**Work to be completed:** Restate the records below word for word, and omit the images they hold.

**Data records:**

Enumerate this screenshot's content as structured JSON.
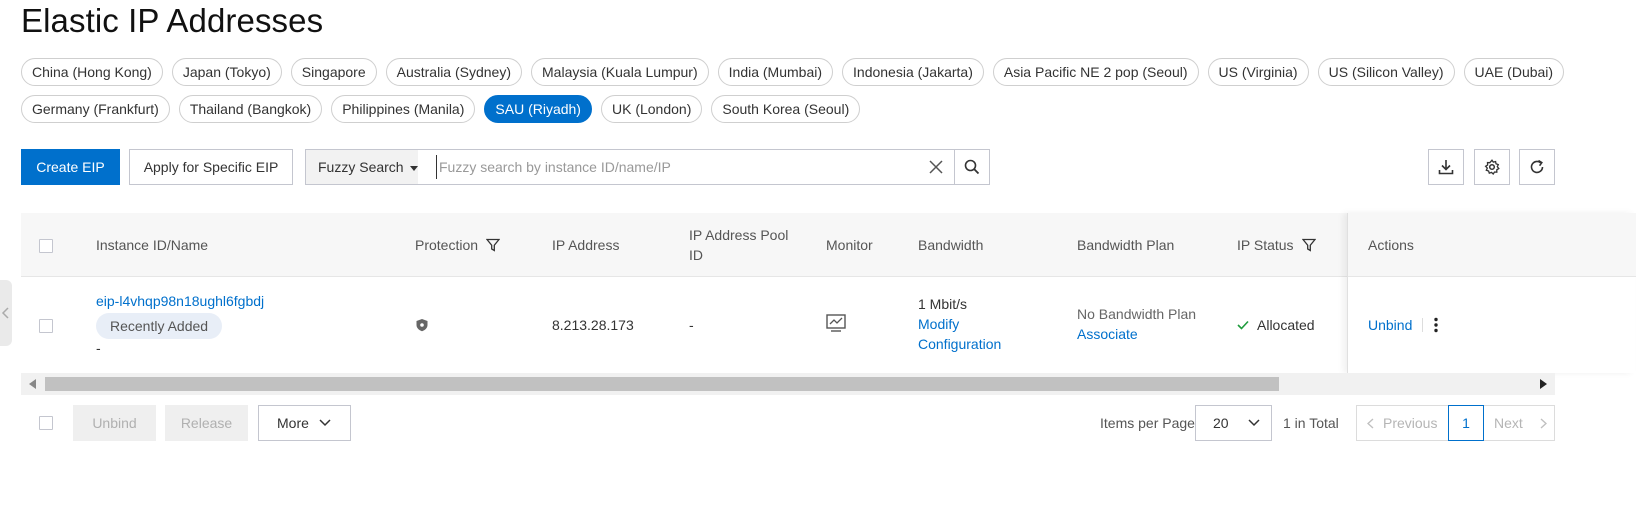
{
  "page": {
    "title": "Elastic IP Addresses"
  },
  "regions": {
    "row1": [
      "China (Hong Kong)",
      "Japan (Tokyo)",
      "Singapore",
      "Australia (Sydney)",
      "Malaysia (Kuala Lumpur)",
      "India (Mumbai)",
      "Indonesia (Jakarta)",
      "Asia Pacific NE 2 pop (Seoul)",
      "US (Virginia)",
      "US (Silicon Valley)",
      "UAE (Dubai)"
    ],
    "row2": [
      "Germany (Frankfurt)",
      "Thailand (Bangkok)",
      "Philippines (Manila)",
      "SAU (Riyadh)",
      "UK (London)",
      "South Korea (Seoul)"
    ],
    "selected": "SAU (Riyadh)"
  },
  "toolbar": {
    "create_label": "Create EIP",
    "apply_label": "Apply for Specific EIP",
    "search_mode": "Fuzzy Search",
    "search_placeholder": "Fuzzy search by instance ID/name/IP",
    "search_value": ""
  },
  "table": {
    "columns": [
      "Instance ID/Name",
      "Protection",
      "IP Address",
      "IP Address Pool ID",
      "Monitor",
      "Bandwidth",
      "Bandwidth Plan",
      "IP Status",
      "Actions"
    ],
    "rows": [
      {
        "instance_id": "eip-l4vhqp98n18ughl6fgbdj",
        "badge": "Recently Added",
        "name": "-",
        "ip_address": "8.213.28.173",
        "pool_id": "-",
        "bandwidth": "1 Mbit/s",
        "modify_link": "Modify Configuration",
        "bandwidth_plan": "No Bandwidth Plan",
        "associate_link": "Associate",
        "status": "Allocated",
        "action_unbind": "Unbind"
      }
    ]
  },
  "footer": {
    "unbind_label": "Unbind",
    "release_label": "Release",
    "more_label": "More",
    "items_per_page_label": "Items per Page",
    "page_size": "20",
    "total": "1 in Total",
    "prev_label": "Previous",
    "current_page": "1",
    "next_label": "Next"
  },
  "colors": {
    "primary": "#0070cc",
    "success": "#1e9b3c"
  }
}
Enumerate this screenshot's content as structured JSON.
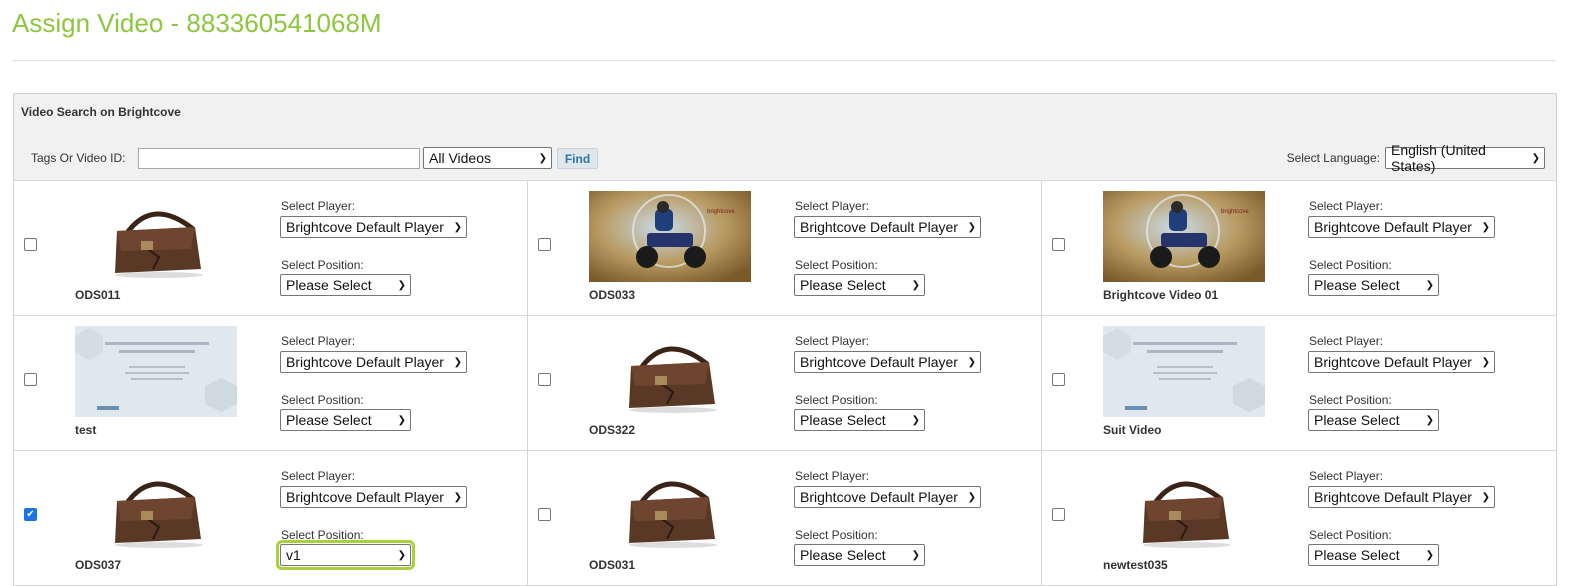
{
  "page": {
    "title": "Assign Video - 883360541068M"
  },
  "search": {
    "heading": "Video Search on Brightcove",
    "label": "Tags Or Video ID:",
    "input_value": "",
    "filter_value": "All Videos",
    "find_label": "Find",
    "language_label": "Select Language:",
    "language_value": "English (United States)"
  },
  "labels": {
    "player": "Select Player:",
    "position": "Select Position:"
  },
  "colors": {
    "title": "#8dc63f",
    "highlight": "#a8d13a",
    "find_text": "#2f73a8"
  },
  "videos": [
    {
      "name": "ODS011",
      "thumb": "bag-icon",
      "player": "Brightcove Default Player",
      "position": "Please Select",
      "checked": false
    },
    {
      "name": "ODS033",
      "thumb": "atv-icon",
      "player": "Brightcove Default Player",
      "position": "Please Select",
      "checked": false
    },
    {
      "name": "Brightcove Video 01",
      "thumb": "atv-icon",
      "player": "Brightcove Default Player",
      "position": "Please Select",
      "checked": false
    },
    {
      "name": "test",
      "thumb": "slide-icon",
      "player": "Brightcove Default Player",
      "position": "Please Select",
      "checked": false
    },
    {
      "name": "ODS322",
      "thumb": "bag-icon",
      "player": "Brightcove Default Player",
      "position": "Please Select",
      "checked": false
    },
    {
      "name": "Suit Video",
      "thumb": "slide-icon",
      "player": "Brightcove Default Player",
      "position": "Please Select",
      "checked": false
    },
    {
      "name": "ODS037",
      "thumb": "bag-icon",
      "player": "Brightcove Default Player",
      "position": "v1",
      "checked": true,
      "highlight": true
    },
    {
      "name": "ODS031",
      "thumb": "bag-icon",
      "player": "Brightcove Default Player",
      "position": "Please Select",
      "checked": false
    },
    {
      "name": "newtest035",
      "thumb": "bag-icon",
      "player": "Brightcove Default Player",
      "position": "Please Select",
      "checked": false
    }
  ]
}
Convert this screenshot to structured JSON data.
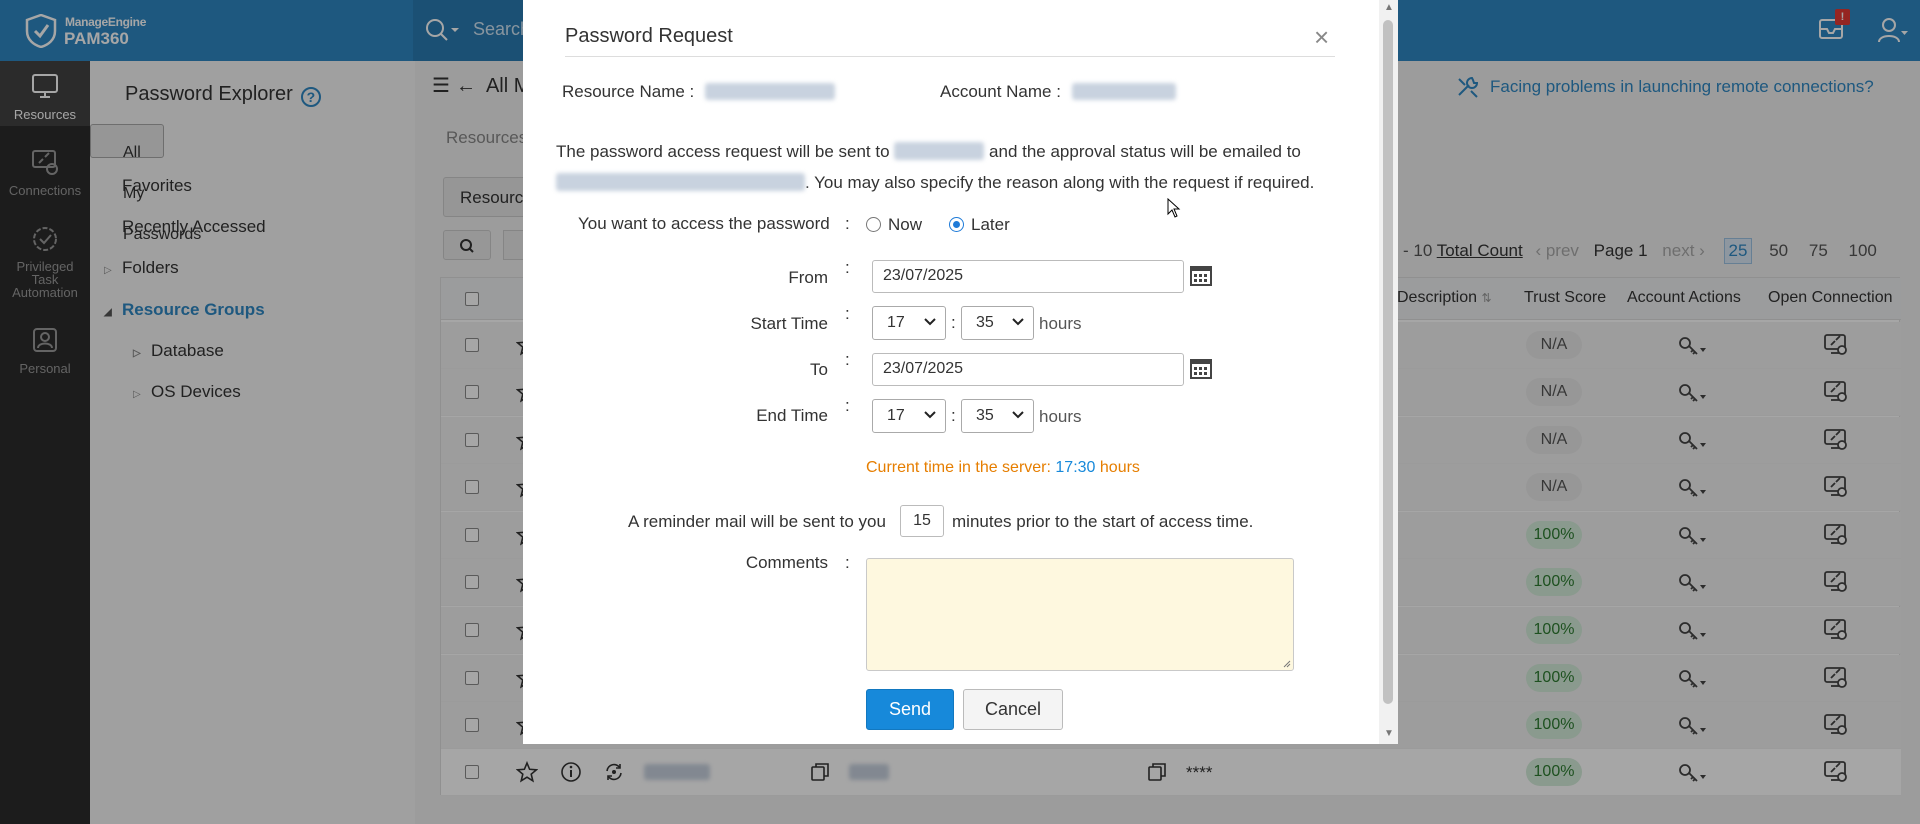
{
  "topbar": {
    "brand_small": "ManageEngine",
    "brand_main": "PAM360",
    "search_label": "Search",
    "notification_badge": "!"
  },
  "nav": {
    "items": [
      {
        "label": "Resources",
        "icon": "monitor-icon",
        "active": true
      },
      {
        "label": "Connections",
        "icon": "connections-icon",
        "active": false
      },
      {
        "label": "Privileged Task Automation",
        "icon": "task-check-icon",
        "active": false
      },
      {
        "label": "Personal",
        "icon": "personal-id-icon",
        "active": false
      }
    ]
  },
  "panel": {
    "title": "Password Explorer",
    "items": [
      {
        "label": "All My Passwords"
      },
      {
        "label": "Favorites"
      },
      {
        "label": "Recently Accessed"
      },
      {
        "label": "Folders"
      },
      {
        "label": "Resource Groups"
      },
      {
        "label": "Database"
      },
      {
        "label": "OS Devices"
      }
    ]
  },
  "main": {
    "breadcrumb": "All M",
    "facing_link": "Facing problems in launching remote connections?",
    "resources_tab": "Resources",
    "resource_button": "Resource",
    "pager": {
      "range": "- 10",
      "total_count": "Total Count",
      "prev": "prev",
      "page": "Page 1",
      "next": "next",
      "sizes": [
        "25",
        "50",
        "75",
        "100"
      ]
    },
    "columns": {
      "description": "Description",
      "trust_score": "Trust Score",
      "account_actions": "Account Actions",
      "open_connection": "Open Connection"
    },
    "rows": [
      {
        "trust": "N/A"
      },
      {
        "trust": "N/A"
      },
      {
        "trust": "N/A"
      },
      {
        "trust": "N/A"
      },
      {
        "trust": "100%"
      },
      {
        "trust": "100%"
      },
      {
        "trust": "100%"
      },
      {
        "trust": "100%"
      },
      {
        "trust": "100%"
      },
      {
        "trust": "100%",
        "password_mask": "****"
      }
    ]
  },
  "modal": {
    "title": "Password Request",
    "close": "×",
    "resource_name_label": "Resource Name :",
    "account_name_label": "Account Name :",
    "msg_part1": "The password access request will be sent to",
    "msg_part2": "and the approval status will be emailed to",
    "msg_part3": ". You may also specify the reason along with the request if required.",
    "access_label": "You want to access the password",
    "colon": ":",
    "option_now": "Now",
    "option_later": "Later",
    "from_label": "From",
    "from_value": "23/07/2025",
    "start_time_label": "Start Time",
    "start_hour": "17",
    "start_minute": "35",
    "to_label": "To",
    "to_value": "23/07/2025",
    "end_time_label": "End Time",
    "end_hour": "17",
    "end_minute": "35",
    "hours": "hours",
    "time_sep": ":",
    "server_time_prefix": "Current time in the server:",
    "server_time": "17:30",
    "server_time_suffix": "hours",
    "reminder_prefix": "A reminder mail will be sent to you",
    "reminder_minutes": "15",
    "reminder_suffix": "minutes prior to the start of access time.",
    "comments_label": "Comments",
    "send": "Send",
    "cancel": "Cancel"
  },
  "colors": {
    "topbar": "#2e88c4",
    "nav": "#2c2c2c",
    "accent": "#1789da",
    "server_time_orange": "#e67e00",
    "comments_bg": "#fef8df"
  }
}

**Answer to the exercise:**
Enumerate this screenshot's content as structured JSON.
{
  "page": {
    "title": "Elastic IP Addresses"
  },
  "regions": {
    "row1": [
      "China (Hong Kong)",
      "Japan (Tokyo)",
      "Singapore",
      "Australia (Sydney)",
      "Malaysia (Kuala Lumpur)",
      "India (Mumbai)",
      "Indonesia (Jakarta)",
      "Asia Pacific NE 2 pop (Seoul)",
      "US (Virginia)",
      "US (Silicon Valley)",
      "UAE (Dubai)"
    ],
    "row2": [
      "Germany (Frankfurt)",
      "Thailand (Bangkok)",
      "Philippines (Manila)",
      "SAU (Riyadh)",
      "UK (London)",
      "South Korea (Seoul)"
    ],
    "selected": "SAU (Riyadh)"
  },
  "toolbar": {
    "create_label": "Create EIP",
    "apply_label": "Apply for Specific EIP",
    "search_mode": "Fuzzy Search",
    "search_placeholder": "Fuzzy search by instance ID/name/IP",
    "search_value": ""
  },
  "table": {
    "columns": [
      "Instance ID/Name",
      "Protection",
      "IP Address",
      "IP Address Pool ID",
      "Monitor",
      "Bandwidth",
      "Bandwidth Plan",
      "IP Status",
      "Actions"
    ],
    "rows": [
      {
        "instance_id": "eip-l4vhqp98n18ughl6fgbdj",
        "badge": "Recently Added",
        "name": "-",
        "ip_address": "8.213.28.173",
        "pool_id": "-",
        "bandwidth": "1 Mbit/s",
        "modify_link": "Modify Configuration",
        "bandwidth_plan": "No Bandwidth Plan",
        "associate_link": "Associate",
        "status": "Allocated",
        "action_unbind": "Unbind"
      }
    ]
  },
  "footer": {
    "unbind_label": "Unbind",
    "release_label": "Release",
    "more_label": "More",
    "items_per_page_label": "Items per Page",
    "page_size": "20",
    "total": "1 in Total",
    "prev_label": "Previous",
    "current_page": "1",
    "next_label": "Next"
  },
  "colors": {
    "primary": "#0070cc",
    "success": "#1e9b3c"
  }
}
Enumerate this screenshot's content as structured JSON.
{
  "page": {
    "title": "Assign Video - 883360541068M"
  },
  "search": {
    "heading": "Video Search on Brightcove",
    "label": "Tags Or Video ID:",
    "input_value": "",
    "filter_value": "All Videos",
    "find_label": "Find",
    "language_label": "Select Language:",
    "language_value": "English (United States)"
  },
  "labels": {
    "player": "Select Player:",
    "position": "Select Position:"
  },
  "colors": {
    "title": "#8dc63f",
    "highlight": "#a8d13a",
    "find_text": "#2f73a8"
  },
  "videos": [
    {
      "name": "ODS011",
      "thumb": "bag-icon",
      "player": "Brightcove Default Player",
      "position": "Please Select",
      "checked": false
    },
    {
      "name": "ODS033",
      "thumb": "atv-icon",
      "player": "Brightcove Default Player",
      "position": "Please Select",
      "checked": false
    },
    {
      "name": "Brightcove Video 01",
      "thumb": "atv-icon",
      "player": "Brightcove Default Player",
      "position": "Please Select",
      "checked": false
    },
    {
      "name": "test",
      "thumb": "slide-icon",
      "player": "Brightcove Default Player",
      "position": "Please Select",
      "checked": false
    },
    {
      "name": "ODS322",
      "thumb": "bag-icon",
      "player": "Brightcove Default Player",
      "position": "Please Select",
      "checked": false
    },
    {
      "name": "Suit Video",
      "thumb": "slide-icon",
      "player": "Brightcove Default Player",
      "position": "Please Select",
      "checked": false
    },
    {
      "name": "ODS037",
      "thumb": "bag-icon",
      "player": "Brightcove Default Player",
      "position": "v1",
      "checked": true,
      "highlight": true
    },
    {
      "name": "ODS031",
      "thumb": "bag-icon",
      "player": "Brightcove Default Player",
      "position": "Please Select",
      "checked": false
    },
    {
      "name": "newtest035",
      "thumb": "bag-icon",
      "player": "Brightcove Default Player",
      "position": "Please Select",
      "checked": false
    }
  ]
}
Convert this screenshot to structured JSON data.
{
  "topbar": {
    "brand_small": "ManageEngine",
    "brand_main": "PAM360",
    "search_label": "Search",
    "notification_badge": "!"
  },
  "nav": {
    "items": [
      {
        "label": "Resources",
        "icon": "monitor-icon",
        "active": true
      },
      {
        "label": "Connections",
        "icon": "connections-icon",
        "active": false
      },
      {
        "label": "Privileged Task Automation",
        "icon": "task-check-icon",
        "active": false
      },
      {
        "label": "Personal",
        "icon": "personal-id-icon",
        "active": false
      }
    ]
  },
  "panel": {
    "title": "Password Explorer",
    "items": [
      {
        "label": "All My Passwords"
      },
      {
        "label": "Favorites"
      },
      {
        "label": "Recently Accessed"
      },
      {
        "label": "Folders"
      },
      {
        "label": "Resource Groups"
      },
      {
        "label": "Database"
      },
      {
        "label": "OS Devices"
      }
    ]
  },
  "main": {
    "breadcrumb": "All M",
    "facing_link": "Facing problems in launching remote connections?",
    "resources_tab": "Resources",
    "resource_button": "Resource",
    "pager": {
      "range": "- 10",
      "total_count": "Total Count",
      "prev": "prev",
      "page": "Page 1",
      "next": "next",
      "sizes": [
        "25",
        "50",
        "75",
        "100"
      ]
    },
    "columns": {
      "description": "Description",
      "trust_score": "Trust Score",
      "account_actions": "Account Actions",
      "open_connection": "Open Connection"
    },
    "rows": [
      {
        "trust": "N/A"
      },
      {
        "trust": "N/A"
      },
      {
        "trust": "N/A"
      },
      {
        "trust": "N/A"
      },
      {
        "trust": "100%"
      },
      {
        "trust": "100%"
      },
      {
        "trust": "100%"
      },
      {
        "trust": "100%"
      },
      {
        "trust": "100%"
      },
      {
        "trust": "100%",
        "password_mask": "****"
      }
    ]
  },
  "modal": {
    "title": "Password Request",
    "close": "×",
    "resource_name_label": "Resource Name :",
    "account_name_label": "Account Name :",
    "msg_part1": "The password access request will be sent to",
    "msg_part2": "and the approval status will be emailed to",
    "msg_part3": ". You may also specify the reason along with the request if required.",
    "access_label": "You want to access the password",
    "colon": ":",
    "option_now": "Now",
    "option_later": "Later",
    "from_label": "From",
    "from_value": "23/07/2025",
    "start_time_label": "Start Time",
    "start_hour": "17",
    "start_minute": "35",
    "to_label": "To",
    "to_value": "23/07/2025",
    "end_time_label": "End Time",
    "end_hour": "17",
    "end_minute": "35",
    "hours": "hours",
    "time_sep": ":",
    "server_time_prefix": "Current time in the server:",
    "server_time": "17:30",
    "server_time_suffix": "hours",
    "reminder_prefix": "A reminder mail will be sent to you",
    "reminder_minutes": "15",
    "reminder_suffix": "minutes prior to the start of access time.",
    "comments_label": "Comments",
    "send": "Send",
    "cancel": "Cancel"
  },
  "colors": {
    "topbar": "#2e88c4",
    "nav": "#2c2c2c",
    "accent": "#1789da",
    "server_time_orange": "#e67e00",
    "comments_bg": "#fef8df"
  }
}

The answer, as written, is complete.